DATASET EXTRACT:
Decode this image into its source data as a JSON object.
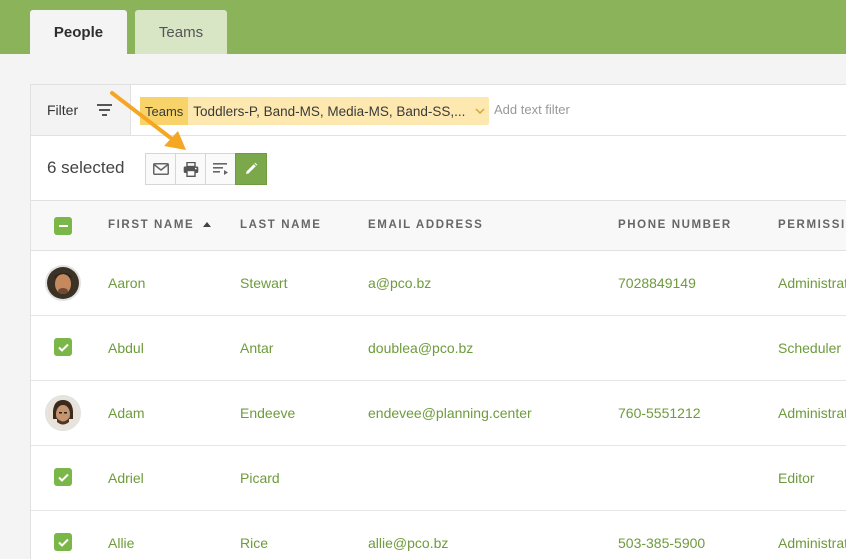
{
  "tabs": [
    {
      "label": "People",
      "active": true
    },
    {
      "label": "Teams",
      "active": false
    }
  ],
  "filter": {
    "button_label": "Filter",
    "chip_label": "Teams",
    "chip_value": "Toddlers-P, Band-MS, Media-MS, Band-SS,...",
    "text_filter_placeholder": "Add text filter"
  },
  "selection": {
    "count_text": "6 selected",
    "actions": [
      "mail-icon",
      "print-icon",
      "sort-list-icon",
      "pencil-icon"
    ]
  },
  "table": {
    "columns": [
      "FIRST NAME",
      "LAST NAME",
      "EMAIL ADDRESS",
      "PHONE NUMBER",
      "PERMISSIONS"
    ],
    "sort": {
      "column": "FIRST NAME",
      "direction": "ascending"
    },
    "rows": [
      {
        "first": "Aaron",
        "last": "Stewart",
        "email": "a@pco.bz",
        "phone": "7028849149",
        "permission": "Administrator",
        "selected": false,
        "has_avatar": true
      },
      {
        "first": "Abdul",
        "last": "Antar",
        "email": "doublea@pco.bz",
        "phone": "",
        "permission": "Scheduler",
        "selected": true,
        "has_avatar": false
      },
      {
        "first": "Adam",
        "last": "Endeeve",
        "email": "endevee@planning.center",
        "phone": "760-5551212",
        "permission": "Administrator",
        "selected": false,
        "has_avatar": true
      },
      {
        "first": "Adriel",
        "last": "Picard",
        "email": "",
        "phone": "",
        "permission": "Editor",
        "selected": true,
        "has_avatar": false
      },
      {
        "first": "Allie",
        "last": "Rice",
        "email": "allie@pco.bz",
        "phone": "503-385-5900",
        "permission": "Administrator",
        "selected": true,
        "has_avatar": false
      }
    ]
  },
  "colors": {
    "brand_green": "#8bb35a",
    "link_green": "#6e9b3c",
    "chip_yellow": "#fde9b0",
    "annotation_arrow": "#f5a623"
  }
}
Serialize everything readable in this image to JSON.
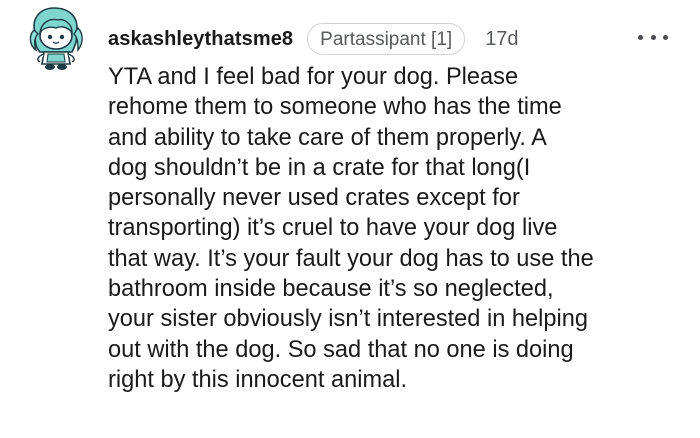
{
  "comment": {
    "username": "askashleythatsme8",
    "flair": "Partassipant [1]",
    "age": "17d",
    "avatar_icon": "snoo-avatar-icon",
    "more_icon": "more-options-icon",
    "body_lines": [
      "YTA and I feel bad for your dog. Please",
      "rehome them to someone who has the time",
      "and ability to take care of them properly. A",
      "dog shouldn’t be in a crate for that long(I",
      "personally never used crates except for",
      "transporting) it’s cruel to have your dog live",
      "that way. It’s your fault your dog has to use the",
      "bathroom inside because it’s so neglected,",
      "your sister obviously isn’t interested in helping",
      "out with the dog. So sad that no one is doing",
      "right by this innocent animal."
    ]
  },
  "colors": {
    "avatar_teal": "#7fd6cf",
    "avatar_dark": "#1c3b44",
    "text": "#1a1a1b",
    "meta": "#57595c",
    "flair_border": "#d0d3d6"
  }
}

WRITTEN INSTRUCTION:
Print the records above exactly as they stand, but leave out the pictures.

ANSWER TO THIS EXERCISE:
Decode this image into its source data as a JSON object.
{
  "tabs": [
    {
      "label": "People",
      "active": true
    },
    {
      "label": "Teams",
      "active": false
    }
  ],
  "filter": {
    "button_label": "Filter",
    "chip_label": "Teams",
    "chip_value": "Toddlers-P, Band-MS, Media-MS, Band-SS,...",
    "text_filter_placeholder": "Add text filter"
  },
  "selection": {
    "count_text": "6 selected",
    "actions": [
      "mail-icon",
      "print-icon",
      "sort-list-icon",
      "pencil-icon"
    ]
  },
  "table": {
    "columns": [
      "FIRST NAME",
      "LAST NAME",
      "EMAIL ADDRESS",
      "PHONE NUMBER",
      "PERMISSIONS"
    ],
    "sort": {
      "column": "FIRST NAME",
      "direction": "ascending"
    },
    "rows": [
      {
        "first": "Aaron",
        "last": "Stewart",
        "email": "a@pco.bz",
        "phone": "7028849149",
        "permission": "Administrator",
        "selected": false,
        "has_avatar": true
      },
      {
        "first": "Abdul",
        "last": "Antar",
        "email": "doublea@pco.bz",
        "phone": "",
        "permission": "Scheduler",
        "selected": true,
        "has_avatar": false
      },
      {
        "first": "Adam",
        "last": "Endeeve",
        "email": "endevee@planning.center",
        "phone": "760-5551212",
        "permission": "Administrator",
        "selected": false,
        "has_avatar": true
      },
      {
        "first": "Adriel",
        "last": "Picard",
        "email": "",
        "phone": "",
        "permission": "Editor",
        "selected": true,
        "has_avatar": false
      },
      {
        "first": "Allie",
        "last": "Rice",
        "email": "allie@pco.bz",
        "phone": "503-385-5900",
        "permission": "Administrator",
        "selected": true,
        "has_avatar": false
      }
    ]
  },
  "colors": {
    "brand_green": "#8bb35a",
    "link_green": "#6e9b3c",
    "chip_yellow": "#fde9b0",
    "annotation_arrow": "#f5a623"
  }
}
Serialize everything readable in this image to JSON.
{
  "comment": {
    "username": "askashleythatsme8",
    "flair": "Partassipant [1]",
    "age": "17d",
    "avatar_icon": "snoo-avatar-icon",
    "more_icon": "more-options-icon",
    "body_lines": [
      "YTA and I feel bad for your dog. Please",
      "rehome them to someone who has the time",
      "and ability to take care of them properly. A",
      "dog shouldn’t be in a crate for that long(I",
      "personally never used crates except for",
      "transporting) it’s cruel to have your dog live",
      "that way. It’s your fault your dog has to use the",
      "bathroom inside because it’s so neglected,",
      "your sister obviously isn’t interested in helping",
      "out with the dog. So sad that no one is doing",
      "right by this innocent animal."
    ]
  },
  "colors": {
    "avatar_teal": "#7fd6cf",
    "avatar_dark": "#1c3b44",
    "text": "#1a1a1b",
    "meta": "#57595c",
    "flair_border": "#d0d3d6"
  }
}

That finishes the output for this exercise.